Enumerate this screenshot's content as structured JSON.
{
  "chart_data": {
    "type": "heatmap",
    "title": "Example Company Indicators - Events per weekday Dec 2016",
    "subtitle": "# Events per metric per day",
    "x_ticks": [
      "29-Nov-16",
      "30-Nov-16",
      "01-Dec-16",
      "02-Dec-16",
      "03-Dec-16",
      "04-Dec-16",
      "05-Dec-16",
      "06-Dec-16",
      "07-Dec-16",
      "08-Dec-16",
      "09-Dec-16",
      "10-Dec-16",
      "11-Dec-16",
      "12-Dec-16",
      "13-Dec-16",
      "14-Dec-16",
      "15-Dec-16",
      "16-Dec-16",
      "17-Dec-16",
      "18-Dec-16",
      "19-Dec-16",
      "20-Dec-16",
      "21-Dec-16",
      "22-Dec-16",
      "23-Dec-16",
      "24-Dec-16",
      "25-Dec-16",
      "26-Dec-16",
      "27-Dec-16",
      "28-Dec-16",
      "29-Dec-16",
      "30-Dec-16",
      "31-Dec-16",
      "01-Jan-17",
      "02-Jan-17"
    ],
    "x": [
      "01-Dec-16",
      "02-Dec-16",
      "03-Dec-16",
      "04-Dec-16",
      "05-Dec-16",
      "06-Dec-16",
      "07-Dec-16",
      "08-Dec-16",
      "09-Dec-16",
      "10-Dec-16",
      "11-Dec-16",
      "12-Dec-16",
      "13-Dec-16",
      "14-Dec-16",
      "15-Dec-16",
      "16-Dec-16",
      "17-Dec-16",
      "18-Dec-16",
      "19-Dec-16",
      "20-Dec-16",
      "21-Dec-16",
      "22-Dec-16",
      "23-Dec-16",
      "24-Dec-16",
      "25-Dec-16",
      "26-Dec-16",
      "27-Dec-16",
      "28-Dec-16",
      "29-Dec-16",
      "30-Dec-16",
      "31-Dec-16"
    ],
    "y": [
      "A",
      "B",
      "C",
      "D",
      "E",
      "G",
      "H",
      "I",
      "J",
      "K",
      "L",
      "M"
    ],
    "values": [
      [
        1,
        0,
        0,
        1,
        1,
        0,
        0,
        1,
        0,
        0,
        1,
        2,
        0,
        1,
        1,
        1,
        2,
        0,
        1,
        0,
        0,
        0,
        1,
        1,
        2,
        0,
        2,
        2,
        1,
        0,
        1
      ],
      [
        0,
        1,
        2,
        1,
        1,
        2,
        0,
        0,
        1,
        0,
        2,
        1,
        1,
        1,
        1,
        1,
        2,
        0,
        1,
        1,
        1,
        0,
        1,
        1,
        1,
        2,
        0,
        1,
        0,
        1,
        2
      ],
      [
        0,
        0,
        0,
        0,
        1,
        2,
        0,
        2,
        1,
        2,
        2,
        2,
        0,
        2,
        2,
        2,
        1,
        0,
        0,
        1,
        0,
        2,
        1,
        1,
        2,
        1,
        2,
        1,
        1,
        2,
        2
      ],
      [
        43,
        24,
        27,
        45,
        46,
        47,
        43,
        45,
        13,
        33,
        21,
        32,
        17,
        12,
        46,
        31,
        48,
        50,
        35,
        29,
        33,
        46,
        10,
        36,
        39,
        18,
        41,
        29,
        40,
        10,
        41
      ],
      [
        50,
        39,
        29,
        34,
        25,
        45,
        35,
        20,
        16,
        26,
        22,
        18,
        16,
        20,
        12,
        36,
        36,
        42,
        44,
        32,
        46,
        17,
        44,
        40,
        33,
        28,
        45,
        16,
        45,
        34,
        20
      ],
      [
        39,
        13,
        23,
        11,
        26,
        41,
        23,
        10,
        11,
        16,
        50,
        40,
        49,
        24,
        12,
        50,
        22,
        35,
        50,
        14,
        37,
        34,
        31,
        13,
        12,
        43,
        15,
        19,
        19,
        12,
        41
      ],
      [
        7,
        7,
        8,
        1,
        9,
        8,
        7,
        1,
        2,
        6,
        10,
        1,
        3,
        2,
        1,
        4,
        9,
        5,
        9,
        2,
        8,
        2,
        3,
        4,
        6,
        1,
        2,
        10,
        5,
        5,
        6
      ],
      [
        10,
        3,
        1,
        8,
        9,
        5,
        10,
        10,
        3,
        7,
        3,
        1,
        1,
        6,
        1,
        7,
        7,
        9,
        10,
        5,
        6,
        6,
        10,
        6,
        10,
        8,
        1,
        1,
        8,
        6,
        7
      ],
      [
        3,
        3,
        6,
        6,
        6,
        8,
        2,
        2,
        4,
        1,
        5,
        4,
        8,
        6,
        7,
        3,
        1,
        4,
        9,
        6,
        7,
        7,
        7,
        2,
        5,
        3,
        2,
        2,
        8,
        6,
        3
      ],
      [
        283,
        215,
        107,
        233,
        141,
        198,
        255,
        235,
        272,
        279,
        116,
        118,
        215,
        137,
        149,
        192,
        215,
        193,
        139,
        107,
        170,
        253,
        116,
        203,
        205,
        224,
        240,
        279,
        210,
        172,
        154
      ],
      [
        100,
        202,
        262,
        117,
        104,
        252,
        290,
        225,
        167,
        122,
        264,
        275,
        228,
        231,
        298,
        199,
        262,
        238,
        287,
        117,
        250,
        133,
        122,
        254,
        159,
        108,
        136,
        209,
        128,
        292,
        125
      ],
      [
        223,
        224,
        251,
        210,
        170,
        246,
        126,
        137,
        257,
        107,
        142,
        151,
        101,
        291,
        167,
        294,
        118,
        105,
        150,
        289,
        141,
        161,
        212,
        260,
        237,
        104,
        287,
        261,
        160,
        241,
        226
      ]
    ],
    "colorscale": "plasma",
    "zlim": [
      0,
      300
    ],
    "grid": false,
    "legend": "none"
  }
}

===============

GOAL -
Output an exact copy of each record.

WRITTEN SOLUTION -
Enumerate this screenshot's content as structured JSON.
{
  "chart_data": {
    "type": "heatmap",
    "title": "Example Company Indicators - Events per weekday Dec 2016",
    "subtitle": "# Events per metric per day",
    "x_ticks": [
      "29-Nov-16",
      "30-Nov-16",
      "01-Dec-16",
      "02-Dec-16",
      "03-Dec-16",
      "04-Dec-16",
      "05-Dec-16",
      "06-Dec-16",
      "07-Dec-16",
      "08-Dec-16",
      "09-Dec-16",
      "10-Dec-16",
      "11-Dec-16",
      "12-Dec-16",
      "13-Dec-16",
      "14-Dec-16",
      "15-Dec-16",
      "16-Dec-16",
      "17-Dec-16",
      "18-Dec-16",
      "19-Dec-16",
      "20-Dec-16",
      "21-Dec-16",
      "22-Dec-16",
      "23-Dec-16",
      "24-Dec-16",
      "25-Dec-16",
      "26-Dec-16",
      "27-Dec-16",
      "28-Dec-16",
      "29-Dec-16",
      "30-Dec-16",
      "31-Dec-16",
      "01-Jan-17",
      "02-Jan-17"
    ],
    "x": [
      "01-Dec-16",
      "02-Dec-16",
      "03-Dec-16",
      "04-Dec-16",
      "05-Dec-16",
      "06-Dec-16",
      "07-Dec-16",
      "08-Dec-16",
      "09-Dec-16",
      "10-Dec-16",
      "11-Dec-16",
      "12-Dec-16",
      "13-Dec-16",
      "14-Dec-16",
      "15-Dec-16",
      "16-Dec-16",
      "17-Dec-16",
      "18-Dec-16",
      "19-Dec-16",
      "20-Dec-16",
      "21-Dec-16",
      "22-Dec-16",
      "23-Dec-16",
      "24-Dec-16",
      "25-Dec-16",
      "26-Dec-16",
      "27-Dec-16",
      "28-Dec-16",
      "29-Dec-16",
      "30-Dec-16",
      "31-Dec-16"
    ],
    "y": [
      "A",
      "B",
      "C",
      "D",
      "E",
      "G",
      "H",
      "I",
      "J",
      "K",
      "L",
      "M"
    ],
    "values": [
      [
        1,
        0,
        0,
        1,
        1,
        0,
        0,
        1,
        0,
        0,
        1,
        2,
        0,
        1,
        1,
        1,
        2,
        0,
        1,
        0,
        0,
        0,
        1,
        1,
        2,
        0,
        2,
        2,
        1,
        0,
        1
      ],
      [
        0,
        1,
        2,
        1,
        1,
        2,
        0,
        0,
        1,
        0,
        2,
        1,
        1,
        1,
        1,
        1,
        2,
        0,
        1,
        1,
        1,
        0,
        1,
        1,
        1,
        2,
        0,
        1,
        0,
        1,
        2
      ],
      [
        0,
        0,
        0,
        0,
        1,
        2,
        0,
        2,
        1,
        2,
        2,
        2,
        0,
        2,
        2,
        2,
        1,
        0,
        0,
        1,
        0,
        2,
        1,
        1,
        2,
        1,
        2,
        1,
        1,
        2,
        2
      ],
      [
        43,
        24,
        27,
        45,
        46,
        47,
        43,
        45,
        13,
        33,
        21,
        32,
        17,
        12,
        46,
        31,
        48,
        50,
        35,
        29,
        33,
        46,
        10,
        36,
        39,
        18,
        41,
        29,
        40,
        10,
        41
      ],
      [
        50,
        39,
        29,
        34,
        25,
        45,
        35,
        20,
        16,
        26,
        22,
        18,
        16,
        20,
        12,
        36,
        36,
        42,
        44,
        32,
        46,
        17,
        44,
        40,
        33,
        28,
        45,
        16,
        45,
        34,
        20
      ],
      [
        39,
        13,
        23,
        11,
        26,
        41,
        23,
        10,
        11,
        16,
        50,
        40,
        49,
        24,
        12,
        50,
        22,
        35,
        50,
        14,
        37,
        34,
        31,
        13,
        12,
        43,
        15,
        19,
        19,
        12,
        41
      ],
      [
        7,
        7,
        8,
        1,
        9,
        8,
        7,
        1,
        2,
        6,
        10,
        1,
        3,
        2,
        1,
        4,
        9,
        5,
        9,
        2,
        8,
        2,
        3,
        4,
        6,
        1,
        2,
        10,
        5,
        5,
        6
      ],
      [
        10,
        3,
        1,
        8,
        9,
        5,
        10,
        10,
        3,
        7,
        3,
        1,
        1,
        6,
        1,
        7,
        7,
        9,
        10,
        5,
        6,
        6,
        10,
        6,
        10,
        8,
        1,
        1,
        8,
        6,
        7
      ],
      [
        3,
        3,
        6,
        6,
        6,
        8,
        2,
        2,
        4,
        1,
        5,
        4,
        8,
        6,
        7,
        3,
        1,
        4,
        9,
        6,
        7,
        7,
        7,
        2,
        5,
        3,
        2,
        2,
        8,
        6,
        3
      ],
      [
        283,
        215,
        107,
        233,
        141,
        198,
        255,
        235,
        272,
        279,
        116,
        118,
        215,
        137,
        149,
        192,
        215,
        193,
        139,
        107,
        170,
        253,
        116,
        203,
        205,
        224,
        240,
        279,
        210,
        172,
        154
      ],
      [
        100,
        202,
        262,
        117,
        104,
        252,
        290,
        225,
        167,
        122,
        264,
        275,
        228,
        231,
        298,
        199,
        262,
        238,
        287,
        117,
        250,
        133,
        122,
        254,
        159,
        108,
        136,
        209,
        128,
        292,
        125
      ],
      [
        223,
        224,
        251,
        210,
        170,
        246,
        126,
        137,
        257,
        107,
        142,
        151,
        101,
        291,
        167,
        294,
        118,
        105,
        150,
        289,
        141,
        161,
        212,
        260,
        237,
        104,
        287,
        261,
        160,
        241,
        226
      ]
    ],
    "colorscale": "plasma",
    "zlim": [
      0,
      300
    ],
    "grid": false,
    "legend": "none"
  }
}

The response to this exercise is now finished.